[Begin MATERIAL SUPPLIED]

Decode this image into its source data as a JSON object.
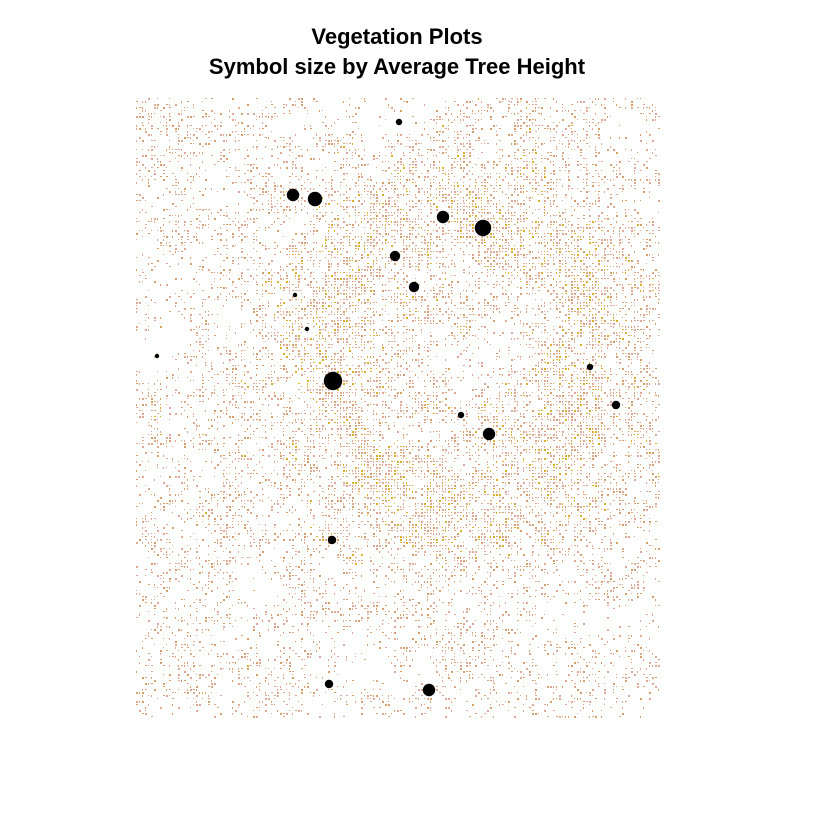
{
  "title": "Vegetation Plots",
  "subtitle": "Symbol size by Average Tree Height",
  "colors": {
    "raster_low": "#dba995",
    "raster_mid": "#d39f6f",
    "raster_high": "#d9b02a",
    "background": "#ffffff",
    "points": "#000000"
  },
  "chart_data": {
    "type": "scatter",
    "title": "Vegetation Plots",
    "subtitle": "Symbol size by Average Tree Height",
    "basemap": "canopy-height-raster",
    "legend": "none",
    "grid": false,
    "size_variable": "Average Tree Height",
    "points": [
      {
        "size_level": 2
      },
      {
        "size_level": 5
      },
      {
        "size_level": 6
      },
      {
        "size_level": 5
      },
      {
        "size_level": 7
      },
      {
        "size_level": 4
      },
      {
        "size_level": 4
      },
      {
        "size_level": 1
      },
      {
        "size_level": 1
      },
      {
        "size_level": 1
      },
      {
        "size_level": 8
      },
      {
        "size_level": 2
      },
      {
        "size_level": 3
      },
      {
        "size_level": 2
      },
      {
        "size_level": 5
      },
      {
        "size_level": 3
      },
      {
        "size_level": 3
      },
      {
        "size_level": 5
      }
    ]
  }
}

[End MATERIAL SUPPLIED]
[Begin MATERIAL SUPPLIED]

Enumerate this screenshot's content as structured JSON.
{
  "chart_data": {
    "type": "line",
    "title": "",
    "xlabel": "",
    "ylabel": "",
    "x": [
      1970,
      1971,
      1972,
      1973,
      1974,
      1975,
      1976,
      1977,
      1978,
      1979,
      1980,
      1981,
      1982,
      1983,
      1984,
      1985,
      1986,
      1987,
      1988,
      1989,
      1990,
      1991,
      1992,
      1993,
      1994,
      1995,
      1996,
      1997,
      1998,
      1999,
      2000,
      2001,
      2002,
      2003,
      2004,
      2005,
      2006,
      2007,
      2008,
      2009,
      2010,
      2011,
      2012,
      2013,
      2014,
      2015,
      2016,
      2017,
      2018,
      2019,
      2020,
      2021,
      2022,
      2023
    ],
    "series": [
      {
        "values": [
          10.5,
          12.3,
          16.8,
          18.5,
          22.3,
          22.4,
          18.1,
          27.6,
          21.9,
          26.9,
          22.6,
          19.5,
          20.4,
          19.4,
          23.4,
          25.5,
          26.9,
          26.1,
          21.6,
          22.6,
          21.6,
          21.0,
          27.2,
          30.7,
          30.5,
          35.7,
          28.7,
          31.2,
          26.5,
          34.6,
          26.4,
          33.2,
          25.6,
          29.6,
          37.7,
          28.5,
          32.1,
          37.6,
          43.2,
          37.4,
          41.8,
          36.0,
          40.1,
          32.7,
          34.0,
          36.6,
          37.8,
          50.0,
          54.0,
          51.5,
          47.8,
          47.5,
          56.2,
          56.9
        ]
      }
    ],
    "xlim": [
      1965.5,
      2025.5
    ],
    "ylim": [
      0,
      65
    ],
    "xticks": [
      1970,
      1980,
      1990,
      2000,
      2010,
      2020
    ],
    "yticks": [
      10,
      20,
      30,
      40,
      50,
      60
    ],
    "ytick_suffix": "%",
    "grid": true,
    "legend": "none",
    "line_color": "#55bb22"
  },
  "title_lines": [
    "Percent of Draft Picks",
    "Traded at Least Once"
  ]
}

[End MATERIAL SUPPLIED]
[Begin MATERIAL SUPPLIED]

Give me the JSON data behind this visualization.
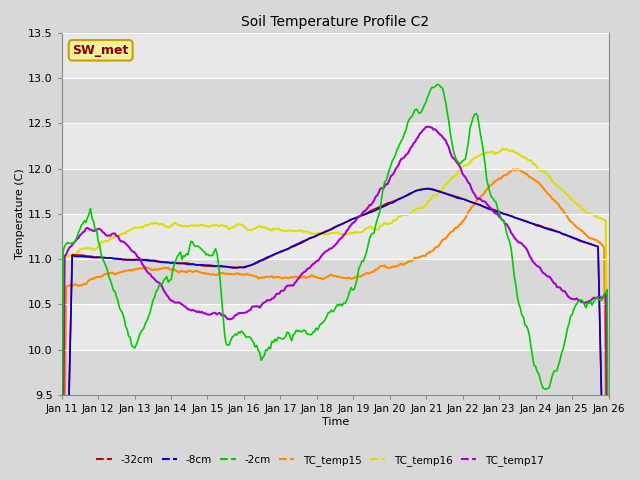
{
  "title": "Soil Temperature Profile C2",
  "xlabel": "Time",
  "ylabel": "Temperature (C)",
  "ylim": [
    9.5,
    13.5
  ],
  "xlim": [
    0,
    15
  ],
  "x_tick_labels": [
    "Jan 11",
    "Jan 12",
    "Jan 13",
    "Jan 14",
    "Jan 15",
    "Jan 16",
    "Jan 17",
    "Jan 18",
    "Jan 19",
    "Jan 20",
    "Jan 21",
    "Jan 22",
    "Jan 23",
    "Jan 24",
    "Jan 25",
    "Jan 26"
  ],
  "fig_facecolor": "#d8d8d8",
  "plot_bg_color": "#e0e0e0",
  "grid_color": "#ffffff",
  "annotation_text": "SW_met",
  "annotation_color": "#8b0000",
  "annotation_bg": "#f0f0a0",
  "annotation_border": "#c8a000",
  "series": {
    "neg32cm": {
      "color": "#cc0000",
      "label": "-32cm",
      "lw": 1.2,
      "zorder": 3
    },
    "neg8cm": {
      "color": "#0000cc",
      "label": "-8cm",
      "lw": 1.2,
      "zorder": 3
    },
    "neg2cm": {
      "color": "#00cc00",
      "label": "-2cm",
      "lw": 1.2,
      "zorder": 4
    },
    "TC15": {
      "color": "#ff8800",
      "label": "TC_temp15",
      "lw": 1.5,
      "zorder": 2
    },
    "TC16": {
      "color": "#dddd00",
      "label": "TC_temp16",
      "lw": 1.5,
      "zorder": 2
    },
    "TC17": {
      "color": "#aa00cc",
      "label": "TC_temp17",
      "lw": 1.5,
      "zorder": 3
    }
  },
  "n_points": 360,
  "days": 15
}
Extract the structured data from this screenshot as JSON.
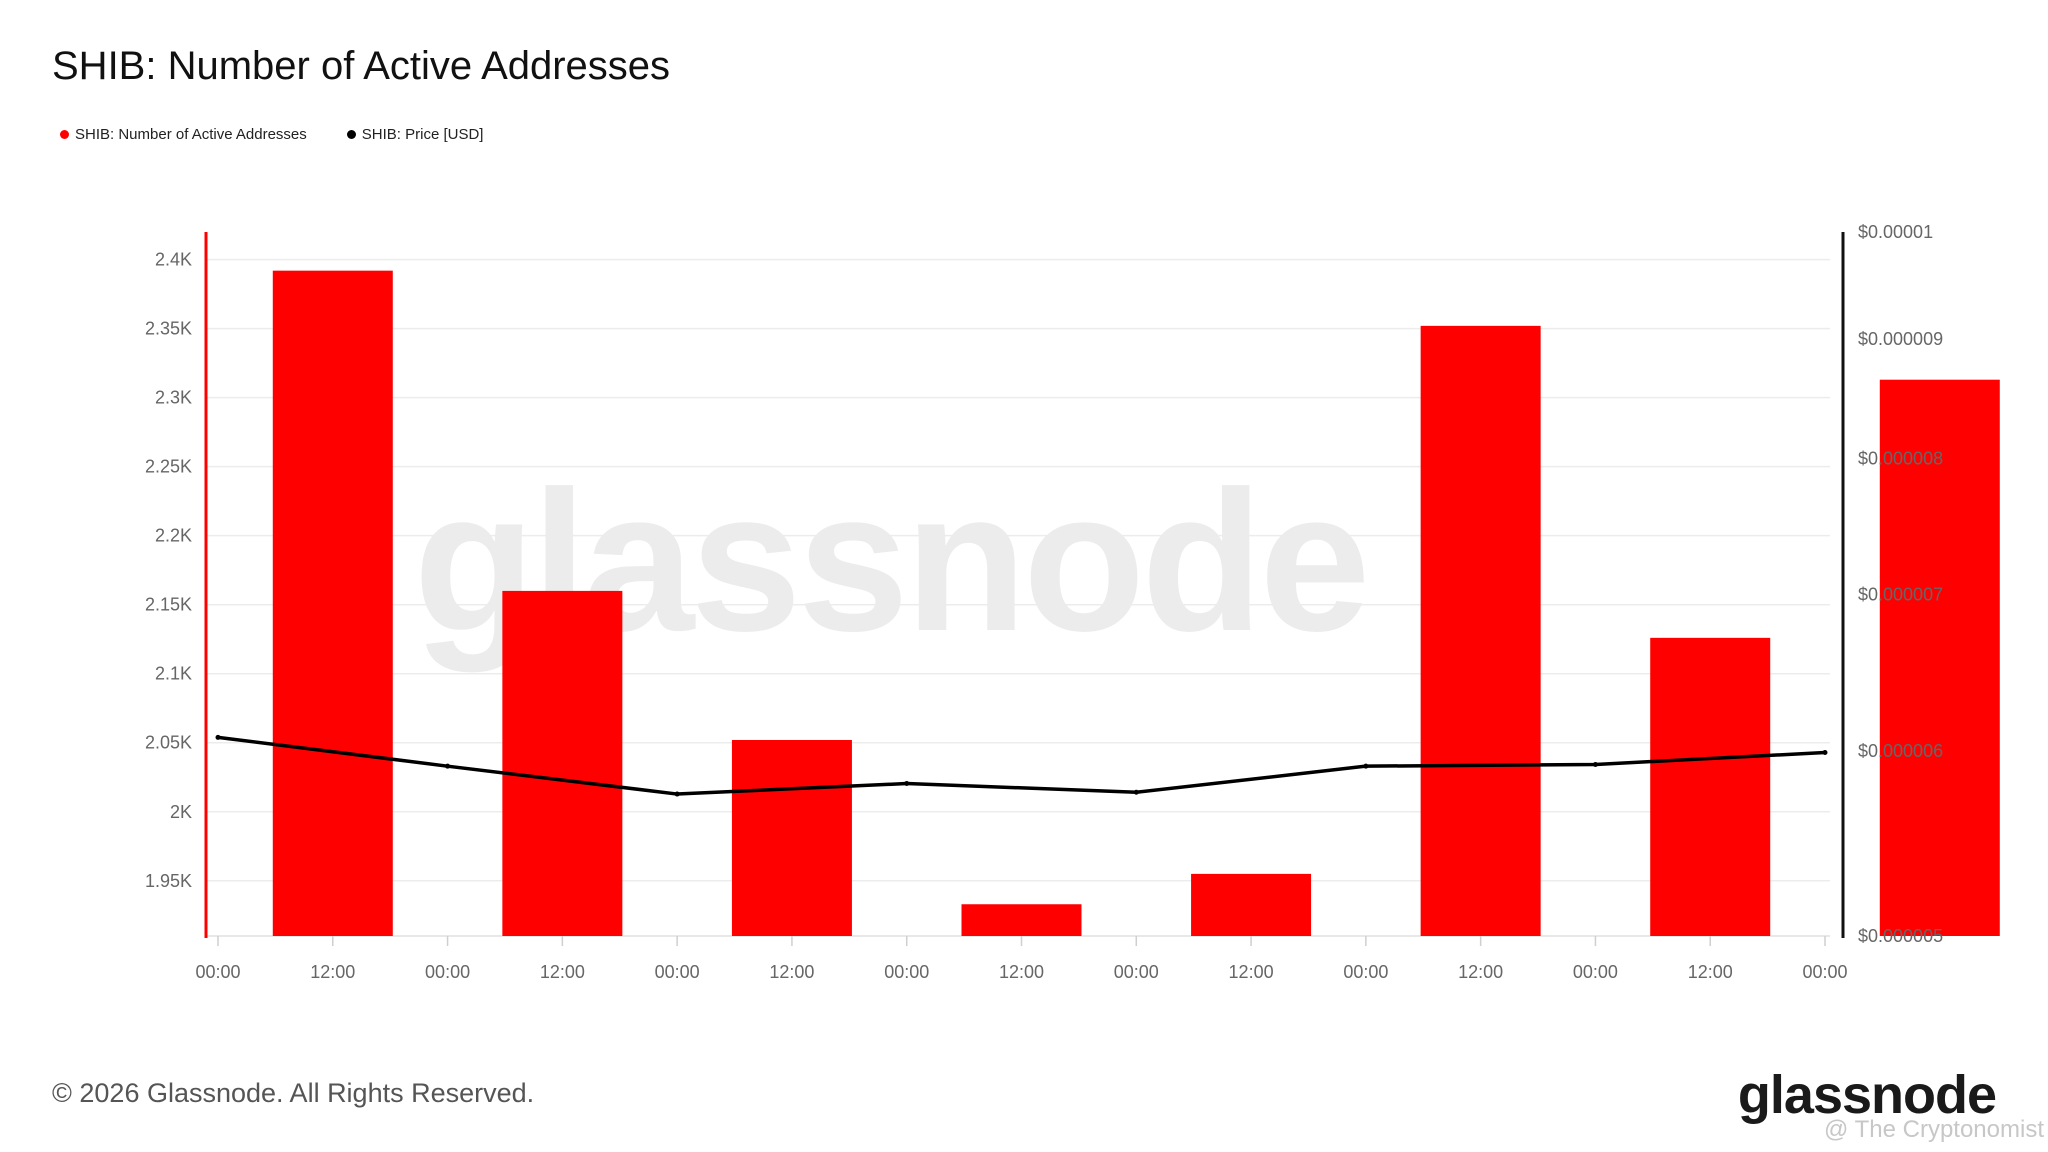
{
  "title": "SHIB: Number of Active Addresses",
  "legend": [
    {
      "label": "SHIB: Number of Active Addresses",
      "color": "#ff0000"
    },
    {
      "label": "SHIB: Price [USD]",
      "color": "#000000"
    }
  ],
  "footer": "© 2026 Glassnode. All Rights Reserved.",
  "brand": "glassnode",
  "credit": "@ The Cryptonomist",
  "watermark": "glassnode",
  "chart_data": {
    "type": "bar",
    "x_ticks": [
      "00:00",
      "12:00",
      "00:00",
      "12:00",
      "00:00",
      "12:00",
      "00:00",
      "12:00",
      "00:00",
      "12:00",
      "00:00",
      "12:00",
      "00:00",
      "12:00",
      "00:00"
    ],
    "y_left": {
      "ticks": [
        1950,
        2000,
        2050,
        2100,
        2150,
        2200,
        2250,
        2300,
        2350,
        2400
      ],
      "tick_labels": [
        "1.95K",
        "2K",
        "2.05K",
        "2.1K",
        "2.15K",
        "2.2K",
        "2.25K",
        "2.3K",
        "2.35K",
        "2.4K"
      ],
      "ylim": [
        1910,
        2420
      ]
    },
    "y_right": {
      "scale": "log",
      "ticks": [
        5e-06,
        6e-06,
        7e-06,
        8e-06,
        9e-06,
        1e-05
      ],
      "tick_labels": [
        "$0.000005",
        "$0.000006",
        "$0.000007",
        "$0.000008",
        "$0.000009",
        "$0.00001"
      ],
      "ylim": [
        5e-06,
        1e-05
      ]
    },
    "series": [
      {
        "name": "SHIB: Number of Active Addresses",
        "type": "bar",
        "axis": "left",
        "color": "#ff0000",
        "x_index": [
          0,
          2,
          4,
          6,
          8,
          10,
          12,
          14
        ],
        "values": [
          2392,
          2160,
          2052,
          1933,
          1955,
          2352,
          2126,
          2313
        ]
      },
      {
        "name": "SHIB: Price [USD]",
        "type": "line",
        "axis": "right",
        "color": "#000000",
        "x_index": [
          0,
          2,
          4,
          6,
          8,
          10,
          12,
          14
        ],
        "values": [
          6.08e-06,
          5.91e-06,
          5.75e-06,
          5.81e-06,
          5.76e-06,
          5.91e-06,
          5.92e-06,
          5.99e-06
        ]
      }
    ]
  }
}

[End MATERIAL SUPPLIED]

THE REQUEST: Copy every line of the records above that holds the word "type".

COMPLETE ANSWER:
    "type": "scatter",
    "type": "line",
    "type": "bar",
        "type": "bar",
        "type": "line",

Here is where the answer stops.